* **Recorded data**:
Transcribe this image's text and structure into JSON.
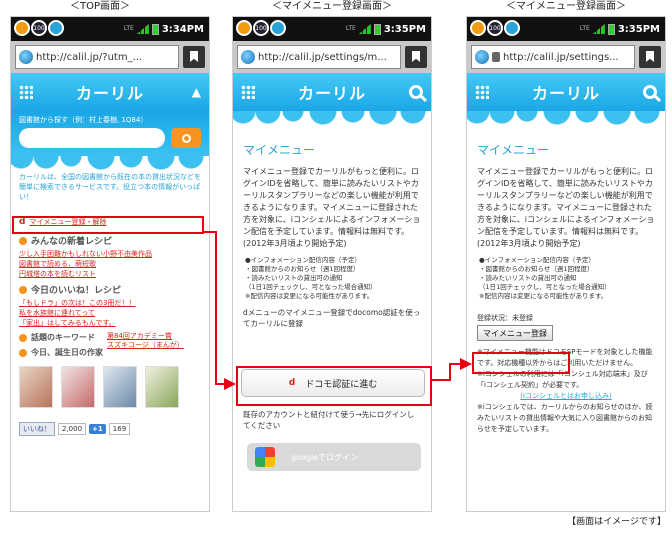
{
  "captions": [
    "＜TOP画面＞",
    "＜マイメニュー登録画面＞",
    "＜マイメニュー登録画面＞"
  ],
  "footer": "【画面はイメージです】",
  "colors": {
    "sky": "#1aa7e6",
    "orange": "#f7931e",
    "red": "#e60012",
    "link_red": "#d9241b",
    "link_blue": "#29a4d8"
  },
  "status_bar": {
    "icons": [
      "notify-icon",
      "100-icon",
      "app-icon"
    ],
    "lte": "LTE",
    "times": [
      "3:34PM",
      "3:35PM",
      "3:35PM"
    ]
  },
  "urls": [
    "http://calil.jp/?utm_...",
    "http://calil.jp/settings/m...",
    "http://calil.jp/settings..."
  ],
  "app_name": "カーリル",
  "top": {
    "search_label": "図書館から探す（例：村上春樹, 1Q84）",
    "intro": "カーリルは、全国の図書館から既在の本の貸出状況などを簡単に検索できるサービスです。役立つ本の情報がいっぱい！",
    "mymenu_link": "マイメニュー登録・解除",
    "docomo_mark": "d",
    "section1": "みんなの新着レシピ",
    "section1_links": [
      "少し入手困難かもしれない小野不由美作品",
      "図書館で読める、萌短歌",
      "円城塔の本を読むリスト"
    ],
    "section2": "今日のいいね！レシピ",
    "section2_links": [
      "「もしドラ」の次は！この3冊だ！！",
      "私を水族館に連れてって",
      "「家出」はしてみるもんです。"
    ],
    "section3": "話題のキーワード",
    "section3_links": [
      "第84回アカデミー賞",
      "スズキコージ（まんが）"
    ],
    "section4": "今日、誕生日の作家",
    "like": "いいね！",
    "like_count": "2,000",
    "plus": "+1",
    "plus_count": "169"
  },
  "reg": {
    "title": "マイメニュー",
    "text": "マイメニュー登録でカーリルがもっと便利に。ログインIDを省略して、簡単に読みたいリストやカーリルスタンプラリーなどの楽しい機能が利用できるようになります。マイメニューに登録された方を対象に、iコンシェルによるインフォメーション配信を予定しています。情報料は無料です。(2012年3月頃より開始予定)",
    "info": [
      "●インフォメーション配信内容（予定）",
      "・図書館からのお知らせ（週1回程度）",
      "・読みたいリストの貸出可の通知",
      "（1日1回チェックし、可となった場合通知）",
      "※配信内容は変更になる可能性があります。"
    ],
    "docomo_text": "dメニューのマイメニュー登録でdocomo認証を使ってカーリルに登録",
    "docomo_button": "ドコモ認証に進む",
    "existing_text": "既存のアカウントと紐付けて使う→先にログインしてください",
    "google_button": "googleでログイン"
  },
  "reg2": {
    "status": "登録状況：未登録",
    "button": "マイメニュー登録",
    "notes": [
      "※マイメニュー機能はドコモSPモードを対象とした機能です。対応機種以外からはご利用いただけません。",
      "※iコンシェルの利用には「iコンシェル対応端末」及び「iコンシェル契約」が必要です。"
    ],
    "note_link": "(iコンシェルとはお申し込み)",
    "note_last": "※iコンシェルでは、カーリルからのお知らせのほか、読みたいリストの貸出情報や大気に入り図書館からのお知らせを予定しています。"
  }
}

* **Description of the task**: Reproduce the whole listing exactly, but not the images in it.

* **Solution for this problem**:
Transcribe this image's text and structure into JSON.
{
  "captions": [
    "＜TOP画面＞",
    "＜マイメニュー登録画面＞",
    "＜マイメニュー登録画面＞"
  ],
  "footer": "【画面はイメージです】",
  "colors": {
    "sky": "#1aa7e6",
    "orange": "#f7931e",
    "red": "#e60012",
    "link_red": "#d9241b",
    "link_blue": "#29a4d8"
  },
  "status_bar": {
    "icons": [
      "notify-icon",
      "100-icon",
      "app-icon"
    ],
    "lte": "LTE",
    "times": [
      "3:34PM",
      "3:35PM",
      "3:35PM"
    ]
  },
  "urls": [
    "http://calil.jp/?utm_...",
    "http://calil.jp/settings/m...",
    "http://calil.jp/settings..."
  ],
  "app_name": "カーリル",
  "top": {
    "search_label": "図書館から探す（例：村上春樹, 1Q84）",
    "intro": "カーリルは、全国の図書館から既在の本の貸出状況などを簡単に検索できるサービスです。役立つ本の情報がいっぱい！",
    "mymenu_link": "マイメニュー登録・解除",
    "docomo_mark": "d",
    "section1": "みんなの新着レシピ",
    "section1_links": [
      "少し入手困難かもしれない小野不由美作品",
      "図書館で読める、萌短歌",
      "円城塔の本を読むリスト"
    ],
    "section2": "今日のいいね！レシピ",
    "section2_links": [
      "「もしドラ」の次は！この3冊だ！！",
      "私を水族館に連れてって",
      "「家出」はしてみるもんです。"
    ],
    "section3": "話題のキーワード",
    "section3_links": [
      "第84回アカデミー賞",
      "スズキコージ（まんが）"
    ],
    "section4": "今日、誕生日の作家",
    "like": "いいね！",
    "like_count": "2,000",
    "plus": "+1",
    "plus_count": "169"
  },
  "reg": {
    "title": "マイメニュー",
    "text": "マイメニュー登録でカーリルがもっと便利に。ログインIDを省略して、簡単に読みたいリストやカーリルスタンプラリーなどの楽しい機能が利用できるようになります。マイメニューに登録された方を対象に、iコンシェルによるインフォメーション配信を予定しています。情報料は無料です。(2012年3月頃より開始予定)",
    "info": [
      "●インフォメーション配信内容（予定）",
      "・図書館からのお知らせ（週1回程度）",
      "・読みたいリストの貸出可の通知",
      "（1日1回チェックし、可となった場合通知）",
      "※配信内容は変更になる可能性があります。"
    ],
    "docomo_text": "dメニューのマイメニュー登録でdocomo認証を使ってカーリルに登録",
    "docomo_button": "ドコモ認証に進む",
    "existing_text": "既存のアカウントと紐付けて使う→先にログインしてください",
    "google_button": "googleでログイン"
  },
  "reg2": {
    "status": "登録状況：未登録",
    "button": "マイメニュー登録",
    "notes": [
      "※マイメニュー機能はドコモSPモードを対象とした機能です。対応機種以外からはご利用いただけません。",
      "※iコンシェルの利用には「iコンシェル対応端末」及び「iコンシェル契約」が必要です。"
    ],
    "note_link": "(iコンシェルとはお申し込み)",
    "note_last": "※iコンシェルでは、カーリルからのお知らせのほか、読みたいリストの貸出情報や大気に入り図書館からのお知らせを予定しています。"
  }
}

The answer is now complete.